--- What needs to be done ---
Locate the line that contains "Enumerate this screenshot's" in the data that follows. Copy it and every subsequent line to the end, exactly, excluding pictures.

--- Start of Excerpted records ---

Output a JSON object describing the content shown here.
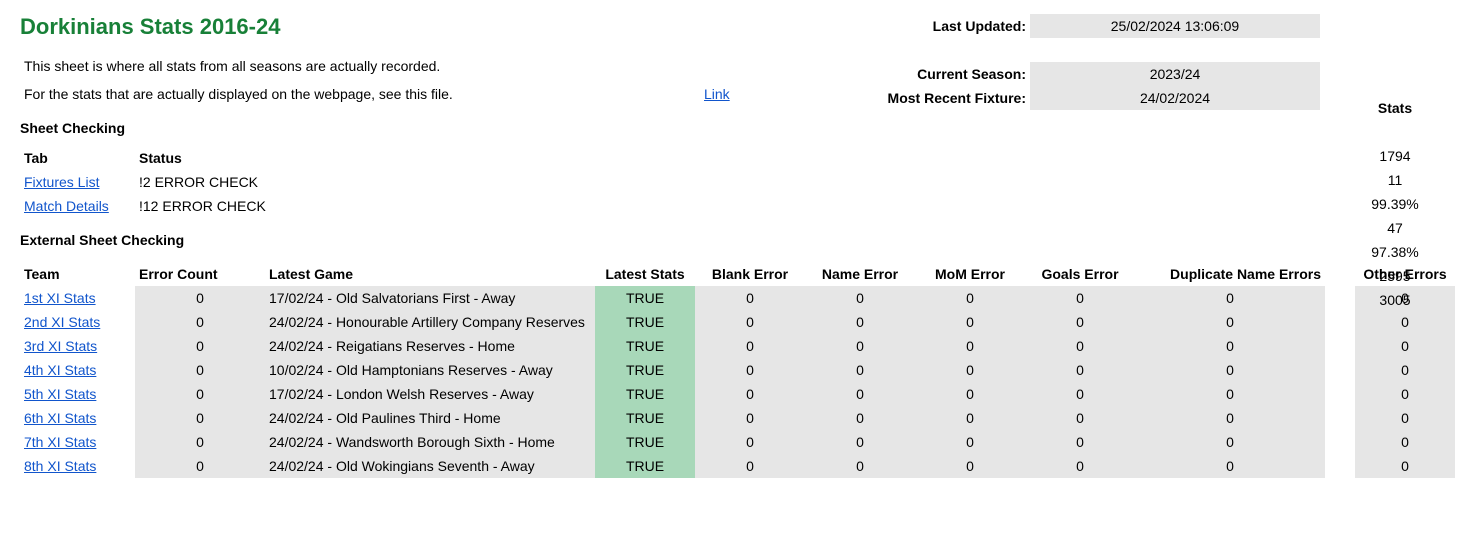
{
  "title": "Dorkinians Stats 2016-24",
  "intro_line1": "This sheet is where all stats from all seasons are actually recorded.",
  "intro_line2": "For the stats that are actually displayed on the webpage, see this file.",
  "link_label": "Link",
  "meta": {
    "last_updated_label": "Last Updated:",
    "last_updated_value": "25/02/2024 13:06:09",
    "current_season_label": "Current Season:",
    "current_season_value": "2023/24",
    "most_recent_fixture_label": "Most Recent Fixture:",
    "most_recent_fixture_value": "24/02/2024"
  },
  "stats_label": "Stats",
  "stats_values": [
    "1794",
    "11",
    "99.39%",
    "47",
    "97.38%",
    "2595",
    "3005"
  ],
  "sheet_checking_label": "Sheet Checking",
  "tab_headers": {
    "tab": "Tab",
    "status": "Status"
  },
  "tab_rows": [
    {
      "tab": "Fixtures List",
      "status": "!2 ERROR CHECK"
    },
    {
      "tab": "Match Details",
      "status": "!12 ERROR CHECK"
    }
  ],
  "external_label": "External Sheet Checking",
  "ext_headers": {
    "team": "Team",
    "error_count": "Error Count",
    "latest_game": "Latest Game",
    "latest_stats": "Latest Stats",
    "blank_error": "Blank Error",
    "name_error": "Name Error",
    "mom_error": "MoM Error",
    "goals_error": "Goals Error",
    "dup_name": "Duplicate Name Errors",
    "other": "Other Errors"
  },
  "ext_rows": [
    {
      "team": "1st XI Stats",
      "err": "0",
      "game": "17/02/24 - Old Salvatorians First - Away",
      "stats": "TRUE",
      "blank": "0",
      "name": "0",
      "mom": "0",
      "goals": "0",
      "dup": "0",
      "other": "0"
    },
    {
      "team": "2nd XI Stats",
      "err": "0",
      "game": "24/02/24 - Honourable Artillery Company Reserves",
      "stats": "TRUE",
      "blank": "0",
      "name": "0",
      "mom": "0",
      "goals": "0",
      "dup": "0",
      "other": "0"
    },
    {
      "team": "3rd XI Stats",
      "err": "0",
      "game": "24/02/24 - Reigatians Reserves - Home",
      "stats": "TRUE",
      "blank": "0",
      "name": "0",
      "mom": "0",
      "goals": "0",
      "dup": "0",
      "other": "0"
    },
    {
      "team": "4th XI Stats",
      "err": "0",
      "game": "10/02/24 - Old Hamptonians Reserves - Away",
      "stats": "TRUE",
      "blank": "0",
      "name": "0",
      "mom": "0",
      "goals": "0",
      "dup": "0",
      "other": "0"
    },
    {
      "team": "5th XI Stats",
      "err": "0",
      "game": "17/02/24 - London Welsh Reserves - Away",
      "stats": "TRUE",
      "blank": "0",
      "name": "0",
      "mom": "0",
      "goals": "0",
      "dup": "0",
      "other": "0"
    },
    {
      "team": "6th XI Stats",
      "err": "0",
      "game": "24/02/24 - Old Paulines Third - Home",
      "stats": "TRUE",
      "blank": "0",
      "name": "0",
      "mom": "0",
      "goals": "0",
      "dup": "0",
      "other": "0"
    },
    {
      "team": "7th XI Stats",
      "err": "0",
      "game": "24/02/24 - Wandsworth Borough Sixth - Home",
      "stats": "TRUE",
      "blank": "0",
      "name": "0",
      "mom": "0",
      "goals": "0",
      "dup": "0",
      "other": "0"
    },
    {
      "team": "8th XI Stats",
      "err": "0",
      "game": "24/02/24 - Old Wokingians Seventh - Away",
      "stats": "TRUE",
      "blank": "0",
      "name": "0",
      "mom": "0",
      "goals": "0",
      "dup": "0",
      "other": "0"
    }
  ]
}
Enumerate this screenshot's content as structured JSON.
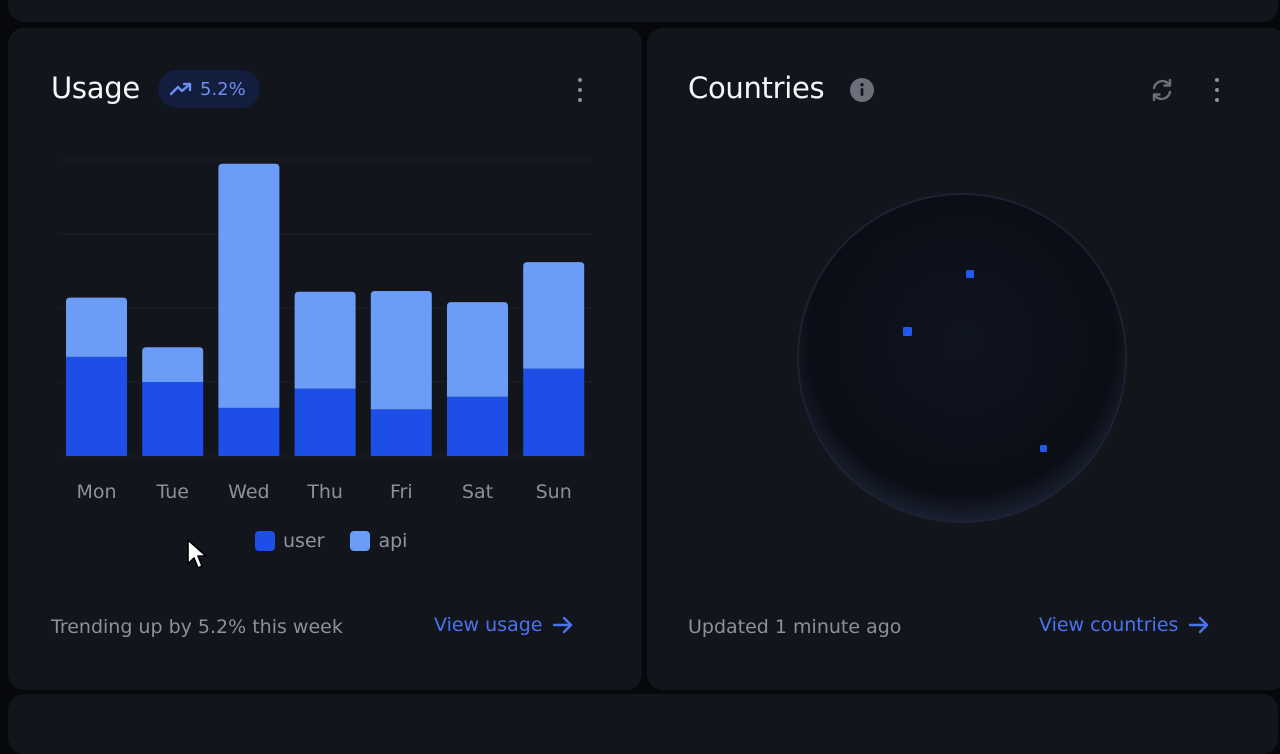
{
  "usage": {
    "title": "Usage",
    "trend_badge": "5.2%",
    "footer": "Trending up by 5.2% this week",
    "link": "View usage",
    "legend": [
      {
        "label": "user",
        "color": "#1d4ee8"
      },
      {
        "label": "api",
        "color": "#6b9df7"
      }
    ]
  },
  "countries": {
    "title": "Countries",
    "footer": "Updated 1 minute ago",
    "link": "View countries"
  },
  "chart_data": {
    "type": "bar",
    "stacked": true,
    "categories": [
      "Mon",
      "Tue",
      "Wed",
      "Thu",
      "Fri",
      "Sat",
      "Sun"
    ],
    "series": [
      {
        "name": "user",
        "color": "#1d4ee8",
        "values": [
          134,
          100,
          65,
          91,
          63,
          80,
          118
        ]
      },
      {
        "name": "api",
        "color": "#6b9df7",
        "values": [
          80,
          47,
          330,
          131,
          160,
          128,
          144
        ]
      }
    ],
    "ylim": [
      0,
      400
    ],
    "grid": true,
    "legend": "bottom"
  }
}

--- End of Excerpted records ---

--- Task result ---
Enumerate this screenshot's content as structured JSON.
{
  "usage": {
    "title": "Usage",
    "trend_badge": "5.2%",
    "footer": "Trending up by 5.2% this week",
    "link": "View usage",
    "legend": [
      {
        "label": "user",
        "color": "#1d4ee8"
      },
      {
        "label": "api",
        "color": "#6b9df7"
      }
    ]
  },
  "countries": {
    "title": "Countries",
    "footer": "Updated 1 minute ago",
    "link": "View countries"
  },
  "chart_data": {
    "type": "bar",
    "stacked": true,
    "categories": [
      "Mon",
      "Tue",
      "Wed",
      "Thu",
      "Fri",
      "Sat",
      "Sun"
    ],
    "series": [
      {
        "name": "user",
        "color": "#1d4ee8",
        "values": [
          134,
          100,
          65,
          91,
          63,
          80,
          118
        ]
      },
      {
        "name": "api",
        "color": "#6b9df7",
        "values": [
          80,
          47,
          330,
          131,
          160,
          128,
          144
        ]
      }
    ],
    "ylim": [
      0,
      400
    ],
    "grid": true,
    "legend": "bottom"
  }
}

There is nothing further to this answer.